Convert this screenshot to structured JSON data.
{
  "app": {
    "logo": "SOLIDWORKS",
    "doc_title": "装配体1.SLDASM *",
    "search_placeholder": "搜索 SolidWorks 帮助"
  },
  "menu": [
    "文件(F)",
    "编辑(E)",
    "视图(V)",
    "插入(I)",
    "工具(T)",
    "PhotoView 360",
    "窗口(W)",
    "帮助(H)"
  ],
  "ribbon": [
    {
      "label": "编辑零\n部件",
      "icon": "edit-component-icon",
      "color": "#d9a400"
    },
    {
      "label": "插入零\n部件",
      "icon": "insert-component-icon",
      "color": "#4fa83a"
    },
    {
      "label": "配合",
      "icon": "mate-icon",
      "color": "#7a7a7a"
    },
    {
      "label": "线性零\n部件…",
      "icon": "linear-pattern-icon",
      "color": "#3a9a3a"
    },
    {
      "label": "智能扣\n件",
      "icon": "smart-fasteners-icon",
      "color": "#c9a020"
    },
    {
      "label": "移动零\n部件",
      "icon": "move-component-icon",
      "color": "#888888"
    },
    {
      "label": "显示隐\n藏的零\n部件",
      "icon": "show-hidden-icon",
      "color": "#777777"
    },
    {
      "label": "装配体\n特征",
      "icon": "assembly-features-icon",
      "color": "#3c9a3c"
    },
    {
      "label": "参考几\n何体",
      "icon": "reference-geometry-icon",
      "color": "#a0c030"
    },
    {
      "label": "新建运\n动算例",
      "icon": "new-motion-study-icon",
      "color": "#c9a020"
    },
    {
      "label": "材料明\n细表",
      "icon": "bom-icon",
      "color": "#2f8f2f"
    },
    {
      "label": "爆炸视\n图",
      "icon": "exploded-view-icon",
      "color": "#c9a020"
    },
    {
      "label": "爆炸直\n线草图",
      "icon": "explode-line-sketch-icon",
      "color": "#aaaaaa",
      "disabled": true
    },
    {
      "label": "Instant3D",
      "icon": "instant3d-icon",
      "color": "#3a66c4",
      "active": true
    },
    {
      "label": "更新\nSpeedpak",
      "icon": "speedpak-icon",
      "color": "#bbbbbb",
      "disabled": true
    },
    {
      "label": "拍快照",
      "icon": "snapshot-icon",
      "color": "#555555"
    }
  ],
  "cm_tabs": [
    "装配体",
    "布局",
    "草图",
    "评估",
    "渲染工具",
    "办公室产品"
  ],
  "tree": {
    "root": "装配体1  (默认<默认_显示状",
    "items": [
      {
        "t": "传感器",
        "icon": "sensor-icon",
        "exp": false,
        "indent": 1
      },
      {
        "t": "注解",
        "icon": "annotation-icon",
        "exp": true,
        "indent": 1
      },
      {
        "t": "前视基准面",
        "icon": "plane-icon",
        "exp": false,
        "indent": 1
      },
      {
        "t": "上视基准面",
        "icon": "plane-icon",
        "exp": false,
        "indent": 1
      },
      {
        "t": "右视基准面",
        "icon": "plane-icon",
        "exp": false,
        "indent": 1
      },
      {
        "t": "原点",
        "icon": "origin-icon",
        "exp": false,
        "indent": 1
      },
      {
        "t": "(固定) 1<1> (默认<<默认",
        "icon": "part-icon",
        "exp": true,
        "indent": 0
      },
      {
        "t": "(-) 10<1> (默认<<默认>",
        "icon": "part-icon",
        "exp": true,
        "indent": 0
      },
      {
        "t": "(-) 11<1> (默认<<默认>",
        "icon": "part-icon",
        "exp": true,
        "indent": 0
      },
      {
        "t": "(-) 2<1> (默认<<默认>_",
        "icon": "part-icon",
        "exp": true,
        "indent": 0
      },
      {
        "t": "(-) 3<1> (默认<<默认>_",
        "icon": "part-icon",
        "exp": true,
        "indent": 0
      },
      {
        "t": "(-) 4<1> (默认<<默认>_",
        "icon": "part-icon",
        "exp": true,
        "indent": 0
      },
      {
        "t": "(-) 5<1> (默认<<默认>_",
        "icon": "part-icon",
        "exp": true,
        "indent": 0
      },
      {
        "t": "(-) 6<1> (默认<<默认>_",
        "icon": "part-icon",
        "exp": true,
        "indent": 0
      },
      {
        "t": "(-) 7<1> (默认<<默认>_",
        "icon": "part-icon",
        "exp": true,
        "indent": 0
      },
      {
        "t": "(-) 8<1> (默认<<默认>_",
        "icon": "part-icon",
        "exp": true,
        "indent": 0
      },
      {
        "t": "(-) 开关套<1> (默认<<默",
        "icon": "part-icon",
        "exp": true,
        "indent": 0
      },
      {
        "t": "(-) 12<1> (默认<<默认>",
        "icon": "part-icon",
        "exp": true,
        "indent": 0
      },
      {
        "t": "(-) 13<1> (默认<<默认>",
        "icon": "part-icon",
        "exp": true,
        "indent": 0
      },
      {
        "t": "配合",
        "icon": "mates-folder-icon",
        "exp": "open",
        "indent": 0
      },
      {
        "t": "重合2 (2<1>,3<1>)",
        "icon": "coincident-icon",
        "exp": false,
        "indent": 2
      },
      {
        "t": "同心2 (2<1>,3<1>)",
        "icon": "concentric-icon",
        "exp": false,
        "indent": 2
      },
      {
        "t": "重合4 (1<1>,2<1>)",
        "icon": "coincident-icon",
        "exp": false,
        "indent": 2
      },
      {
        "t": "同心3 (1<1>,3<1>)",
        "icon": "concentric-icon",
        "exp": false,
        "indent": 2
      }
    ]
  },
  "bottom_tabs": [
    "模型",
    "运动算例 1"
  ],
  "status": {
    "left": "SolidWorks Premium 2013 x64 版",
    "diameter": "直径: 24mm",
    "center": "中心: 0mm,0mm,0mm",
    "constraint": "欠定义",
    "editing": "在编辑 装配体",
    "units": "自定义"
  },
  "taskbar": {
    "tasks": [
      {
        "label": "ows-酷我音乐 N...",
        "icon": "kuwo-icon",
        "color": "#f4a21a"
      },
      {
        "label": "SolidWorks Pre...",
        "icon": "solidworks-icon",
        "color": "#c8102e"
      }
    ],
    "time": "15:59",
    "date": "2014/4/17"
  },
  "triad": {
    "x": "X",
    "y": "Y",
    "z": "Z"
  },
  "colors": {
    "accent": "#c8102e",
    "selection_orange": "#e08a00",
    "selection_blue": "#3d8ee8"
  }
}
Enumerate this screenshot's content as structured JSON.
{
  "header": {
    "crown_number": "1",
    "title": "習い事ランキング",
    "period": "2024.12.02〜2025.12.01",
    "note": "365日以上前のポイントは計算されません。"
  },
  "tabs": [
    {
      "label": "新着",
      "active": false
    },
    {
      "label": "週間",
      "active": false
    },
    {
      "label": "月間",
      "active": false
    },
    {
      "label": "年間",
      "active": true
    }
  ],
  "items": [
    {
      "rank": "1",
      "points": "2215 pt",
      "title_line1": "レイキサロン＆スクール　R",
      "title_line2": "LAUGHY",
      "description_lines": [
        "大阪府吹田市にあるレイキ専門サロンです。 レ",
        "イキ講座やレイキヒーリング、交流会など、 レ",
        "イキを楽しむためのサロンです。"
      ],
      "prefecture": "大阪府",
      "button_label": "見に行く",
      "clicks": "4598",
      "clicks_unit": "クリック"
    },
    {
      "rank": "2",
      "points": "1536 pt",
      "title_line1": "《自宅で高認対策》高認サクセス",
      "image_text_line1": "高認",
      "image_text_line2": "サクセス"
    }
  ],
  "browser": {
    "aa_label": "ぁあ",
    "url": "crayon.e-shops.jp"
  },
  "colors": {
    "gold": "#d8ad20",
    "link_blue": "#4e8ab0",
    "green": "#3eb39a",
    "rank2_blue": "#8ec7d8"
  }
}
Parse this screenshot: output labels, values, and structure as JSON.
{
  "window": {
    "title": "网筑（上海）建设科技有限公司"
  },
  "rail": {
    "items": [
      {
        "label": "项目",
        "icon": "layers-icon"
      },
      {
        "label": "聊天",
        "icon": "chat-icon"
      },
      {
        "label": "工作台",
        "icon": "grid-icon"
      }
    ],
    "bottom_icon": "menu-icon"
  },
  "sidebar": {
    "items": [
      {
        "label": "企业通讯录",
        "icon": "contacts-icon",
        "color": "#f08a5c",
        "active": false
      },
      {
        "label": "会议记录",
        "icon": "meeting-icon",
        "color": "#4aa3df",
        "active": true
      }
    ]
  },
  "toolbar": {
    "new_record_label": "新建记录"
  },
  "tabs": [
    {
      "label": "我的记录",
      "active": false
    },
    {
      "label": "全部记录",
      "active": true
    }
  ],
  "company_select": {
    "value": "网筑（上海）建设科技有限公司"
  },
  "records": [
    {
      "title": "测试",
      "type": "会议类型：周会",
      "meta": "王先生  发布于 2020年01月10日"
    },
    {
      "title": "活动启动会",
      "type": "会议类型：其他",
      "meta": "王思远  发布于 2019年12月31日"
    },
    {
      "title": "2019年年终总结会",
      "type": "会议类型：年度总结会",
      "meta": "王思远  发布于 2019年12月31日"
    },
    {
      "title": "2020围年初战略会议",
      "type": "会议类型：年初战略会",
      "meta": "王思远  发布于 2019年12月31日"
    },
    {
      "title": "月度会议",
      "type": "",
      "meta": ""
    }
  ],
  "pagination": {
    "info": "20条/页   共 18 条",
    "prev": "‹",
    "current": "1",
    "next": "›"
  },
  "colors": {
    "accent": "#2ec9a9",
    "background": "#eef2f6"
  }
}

● To be done: Starting with the line that contains "Parse this screenshot: output", print each line through the last one in the listing. Include both end lines and add nothing.

● Worked answer:
Parse this screenshot: output labels, values, and structure as JSON.
{
  "window": {
    "title": "网筑（上海）建设科技有限公司"
  },
  "rail": {
    "items": [
      {
        "label": "项目",
        "icon": "layers-icon"
      },
      {
        "label": "聊天",
        "icon": "chat-icon"
      },
      {
        "label": "工作台",
        "icon": "grid-icon"
      }
    ],
    "bottom_icon": "menu-icon"
  },
  "sidebar": {
    "items": [
      {
        "label": "企业通讯录",
        "icon": "contacts-icon",
        "color": "#f08a5c",
        "active": false
      },
      {
        "label": "会议记录",
        "icon": "meeting-icon",
        "color": "#4aa3df",
        "active": true
      }
    ]
  },
  "toolbar": {
    "new_record_label": "新建记录"
  },
  "tabs": [
    {
      "label": "我的记录",
      "active": false
    },
    {
      "label": "全部记录",
      "active": true
    }
  ],
  "company_select": {
    "value": "网筑（上海）建设科技有限公司"
  },
  "records": [
    {
      "title": "测试",
      "type": "会议类型：周会",
      "meta": "王先生  发布于 2020年01月10日"
    },
    {
      "title": "活动启动会",
      "type": "会议类型：其他",
      "meta": "王思远  发布于 2019年12月31日"
    },
    {
      "title": "2019年年终总结会",
      "type": "会议类型：年度总结会",
      "meta": "王思远  发布于 2019年12月31日"
    },
    {
      "title": "2020围年初战略会议",
      "type": "会议类型：年初战略会",
      "meta": "王思远  发布于 2019年12月31日"
    },
    {
      "title": "月度会议",
      "type": "",
      "meta": ""
    }
  ],
  "pagination": {
    "info": "20条/页   共 18 条",
    "prev": "‹",
    "current": "1",
    "next": "›"
  },
  "colors": {
    "accent": "#2ec9a9",
    "background": "#eef2f6"
  }
}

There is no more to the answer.